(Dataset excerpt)
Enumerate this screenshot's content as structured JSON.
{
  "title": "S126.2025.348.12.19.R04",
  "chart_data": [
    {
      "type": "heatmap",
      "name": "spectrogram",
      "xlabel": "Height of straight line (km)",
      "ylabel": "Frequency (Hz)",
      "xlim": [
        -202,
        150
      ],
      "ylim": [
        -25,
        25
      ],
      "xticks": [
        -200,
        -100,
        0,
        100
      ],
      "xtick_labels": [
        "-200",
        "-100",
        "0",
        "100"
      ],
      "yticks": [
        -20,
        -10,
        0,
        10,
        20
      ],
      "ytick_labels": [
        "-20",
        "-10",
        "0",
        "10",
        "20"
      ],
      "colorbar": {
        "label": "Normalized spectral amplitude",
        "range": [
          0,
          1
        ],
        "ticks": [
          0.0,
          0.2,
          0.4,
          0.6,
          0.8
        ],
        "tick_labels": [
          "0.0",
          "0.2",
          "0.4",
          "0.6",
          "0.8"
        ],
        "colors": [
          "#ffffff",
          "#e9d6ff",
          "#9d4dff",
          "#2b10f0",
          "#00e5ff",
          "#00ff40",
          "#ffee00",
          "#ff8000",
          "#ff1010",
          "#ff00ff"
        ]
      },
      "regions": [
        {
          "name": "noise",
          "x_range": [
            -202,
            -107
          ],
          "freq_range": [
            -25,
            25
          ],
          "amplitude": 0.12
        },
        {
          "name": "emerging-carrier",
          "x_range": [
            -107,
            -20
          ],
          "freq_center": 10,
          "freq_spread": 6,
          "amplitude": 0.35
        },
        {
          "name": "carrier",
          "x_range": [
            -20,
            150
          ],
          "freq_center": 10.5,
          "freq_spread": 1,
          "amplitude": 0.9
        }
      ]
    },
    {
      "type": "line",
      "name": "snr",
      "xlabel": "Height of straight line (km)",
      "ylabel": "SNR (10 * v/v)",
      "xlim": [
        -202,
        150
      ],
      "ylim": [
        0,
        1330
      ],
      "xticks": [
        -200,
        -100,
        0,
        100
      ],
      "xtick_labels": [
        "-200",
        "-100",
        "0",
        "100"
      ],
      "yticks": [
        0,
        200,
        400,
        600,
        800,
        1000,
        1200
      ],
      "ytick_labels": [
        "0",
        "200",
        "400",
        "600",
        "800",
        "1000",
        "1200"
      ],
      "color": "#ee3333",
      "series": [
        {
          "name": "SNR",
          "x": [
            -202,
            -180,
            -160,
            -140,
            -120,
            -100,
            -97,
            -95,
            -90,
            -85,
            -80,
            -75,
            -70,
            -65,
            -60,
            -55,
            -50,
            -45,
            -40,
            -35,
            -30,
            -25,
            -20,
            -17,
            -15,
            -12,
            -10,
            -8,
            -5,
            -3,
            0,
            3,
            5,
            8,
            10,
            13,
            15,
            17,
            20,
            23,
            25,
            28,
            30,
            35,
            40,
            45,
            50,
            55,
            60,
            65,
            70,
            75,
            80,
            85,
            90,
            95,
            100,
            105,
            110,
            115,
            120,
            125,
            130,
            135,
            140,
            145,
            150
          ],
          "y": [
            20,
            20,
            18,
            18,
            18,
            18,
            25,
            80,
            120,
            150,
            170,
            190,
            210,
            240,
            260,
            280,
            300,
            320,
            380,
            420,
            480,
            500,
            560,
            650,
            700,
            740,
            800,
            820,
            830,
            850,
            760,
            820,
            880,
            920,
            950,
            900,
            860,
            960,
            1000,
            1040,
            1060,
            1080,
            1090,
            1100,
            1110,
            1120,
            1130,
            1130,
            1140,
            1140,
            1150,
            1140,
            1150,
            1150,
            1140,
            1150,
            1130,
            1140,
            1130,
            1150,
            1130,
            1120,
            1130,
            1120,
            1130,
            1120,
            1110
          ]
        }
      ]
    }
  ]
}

> [Task to carry out] Could you reproduce every record above exactly as it appears?

> [Task output]
Enumerate this screenshot's content as structured JSON.
{
  "title": "S126.2025.348.12.19.R04",
  "chart_data": [
    {
      "type": "heatmap",
      "name": "spectrogram",
      "xlabel": "Height of straight line (km)",
      "ylabel": "Frequency (Hz)",
      "xlim": [
        -202,
        150
      ],
      "ylim": [
        -25,
        25
      ],
      "xticks": [
        -200,
        -100,
        0,
        100
      ],
      "xtick_labels": [
        "-200",
        "-100",
        "0",
        "100"
      ],
      "yticks": [
        -20,
        -10,
        0,
        10,
        20
      ],
      "ytick_labels": [
        "-20",
        "-10",
        "0",
        "10",
        "20"
      ],
      "colorbar": {
        "label": "Normalized spectral amplitude",
        "range": [
          0,
          1
        ],
        "ticks": [
          0.0,
          0.2,
          0.4,
          0.6,
          0.8
        ],
        "tick_labels": [
          "0.0",
          "0.2",
          "0.4",
          "0.6",
          "0.8"
        ],
        "colors": [
          "#ffffff",
          "#e9d6ff",
          "#9d4dff",
          "#2b10f0",
          "#00e5ff",
          "#00ff40",
          "#ffee00",
          "#ff8000",
          "#ff1010",
          "#ff00ff"
        ]
      },
      "regions": [
        {
          "name": "noise",
          "x_range": [
            -202,
            -107
          ],
          "freq_range": [
            -25,
            25
          ],
          "amplitude": 0.12
        },
        {
          "name": "emerging-carrier",
          "x_range": [
            -107,
            -20
          ],
          "freq_center": 10,
          "freq_spread": 6,
          "amplitude": 0.35
        },
        {
          "name": "carrier",
          "x_range": [
            -20,
            150
          ],
          "freq_center": 10.5,
          "freq_spread": 1,
          "amplitude": 0.9
        }
      ]
    },
    {
      "type": "line",
      "name": "snr",
      "xlabel": "Height of straight line (km)",
      "ylabel": "SNR (10 * v/v)",
      "xlim": [
        -202,
        150
      ],
      "ylim": [
        0,
        1330
      ],
      "xticks": [
        -200,
        -100,
        0,
        100
      ],
      "xtick_labels": [
        "-200",
        "-100",
        "0",
        "100"
      ],
      "yticks": [
        0,
        200,
        400,
        600,
        800,
        1000,
        1200
      ],
      "ytick_labels": [
        "0",
        "200",
        "400",
        "600",
        "800",
        "1000",
        "1200"
      ],
      "color": "#ee3333",
      "series": [
        {
          "name": "SNR",
          "x": [
            -202,
            -180,
            -160,
            -140,
            -120,
            -100,
            -97,
            -95,
            -90,
            -85,
            -80,
            -75,
            -70,
            -65,
            -60,
            -55,
            -50,
            -45,
            -40,
            -35,
            -30,
            -25,
            -20,
            -17,
            -15,
            -12,
            -10,
            -8,
            -5,
            -3,
            0,
            3,
            5,
            8,
            10,
            13,
            15,
            17,
            20,
            23,
            25,
            28,
            30,
            35,
            40,
            45,
            50,
            55,
            60,
            65,
            70,
            75,
            80,
            85,
            90,
            95,
            100,
            105,
            110,
            115,
            120,
            125,
            130,
            135,
            140,
            145,
            150
          ],
          "y": [
            20,
            20,
            18,
            18,
            18,
            18,
            25,
            80,
            120,
            150,
            170,
            190,
            210,
            240,
            260,
            280,
            300,
            320,
            380,
            420,
            480,
            500,
            560,
            650,
            700,
            740,
            800,
            820,
            830,
            850,
            760,
            820,
            880,
            920,
            950,
            900,
            860,
            960,
            1000,
            1040,
            1060,
            1080,
            1090,
            1100,
            1110,
            1120,
            1130,
            1130,
            1140,
            1140,
            1150,
            1140,
            1150,
            1150,
            1140,
            1150,
            1130,
            1140,
            1130,
            1150,
            1130,
            1120,
            1130,
            1120,
            1130,
            1120,
            1110
          ]
        }
      ]
    }
  ]
}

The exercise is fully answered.